-- Exercise description --
Below is a listing; reproduce each line of it exactly.

-- Input data --
::::

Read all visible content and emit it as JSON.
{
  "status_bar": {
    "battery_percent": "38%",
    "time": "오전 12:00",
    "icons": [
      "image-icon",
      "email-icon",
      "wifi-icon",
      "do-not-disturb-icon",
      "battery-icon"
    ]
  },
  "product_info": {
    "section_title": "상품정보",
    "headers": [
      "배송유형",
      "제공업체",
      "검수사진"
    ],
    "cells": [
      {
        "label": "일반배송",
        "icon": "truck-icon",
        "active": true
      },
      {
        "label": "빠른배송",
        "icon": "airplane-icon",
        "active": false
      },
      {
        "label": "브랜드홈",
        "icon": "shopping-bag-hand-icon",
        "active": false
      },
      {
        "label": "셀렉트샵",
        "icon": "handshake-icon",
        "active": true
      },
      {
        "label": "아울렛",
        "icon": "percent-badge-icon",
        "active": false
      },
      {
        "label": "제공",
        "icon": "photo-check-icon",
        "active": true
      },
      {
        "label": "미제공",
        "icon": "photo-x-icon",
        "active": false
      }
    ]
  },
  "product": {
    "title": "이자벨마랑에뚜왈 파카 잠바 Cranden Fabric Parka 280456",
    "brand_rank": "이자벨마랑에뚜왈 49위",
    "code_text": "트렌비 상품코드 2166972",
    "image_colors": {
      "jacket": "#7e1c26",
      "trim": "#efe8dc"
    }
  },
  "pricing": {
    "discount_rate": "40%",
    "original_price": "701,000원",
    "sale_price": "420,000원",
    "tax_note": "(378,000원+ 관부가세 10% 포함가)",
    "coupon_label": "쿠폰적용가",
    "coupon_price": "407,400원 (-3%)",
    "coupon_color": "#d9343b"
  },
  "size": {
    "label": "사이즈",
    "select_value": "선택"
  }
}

::::

-- Exercise solution --
Read all visible content and emit it as JSON.
{
  "status_bar": {
    "battery_percent": "38%",
    "time": "오전 12:00",
    "icons": [
      "image-icon",
      "email-icon",
      "wifi-icon",
      "do-not-disturb-icon",
      "battery-icon"
    ]
  },
  "product_info": {
    "section_title": "상품정보",
    "headers": [
      "배송유형",
      "제공업체",
      "검수사진"
    ],
    "cells": [
      {
        "label": "일반배송",
        "icon": "truck-icon",
        "active": true
      },
      {
        "label": "빠른배송",
        "icon": "airplane-icon",
        "active": false
      },
      {
        "label": "브랜드홈",
        "icon": "shopping-bag-hand-icon",
        "active": false
      },
      {
        "label": "셀렉트샵",
        "icon": "handshake-icon",
        "active": true
      },
      {
        "label": "아울렛",
        "icon": "percent-badge-icon",
        "active": false
      },
      {
        "label": "제공",
        "icon": "photo-check-icon",
        "active": true
      },
      {
        "label": "미제공",
        "icon": "photo-x-icon",
        "active": false
      }
    ]
  },
  "product": {
    "title": "이자벨마랑에뚜왈 파카 잠바 Cranden Fabric Parka 280456",
    "brand_rank": "이자벨마랑에뚜왈 49위",
    "code_text": "트렌비 상품코드 2166972",
    "image_colors": {
      "jacket": "#7e1c26",
      "trim": "#efe8dc"
    }
  },
  "pricing": {
    "discount_rate": "40%",
    "original_price": "701,000원",
    "sale_price": "420,000원",
    "tax_note": "(378,000원+ 관부가세 10% 포함가)",
    "coupon_label": "쿠폰적용가",
    "coupon_price": "407,400원 (-3%)",
    "coupon_color": "#d9343b"
  },
  "size": {
    "label": "사이즈",
    "select_value": "선택"
  }
}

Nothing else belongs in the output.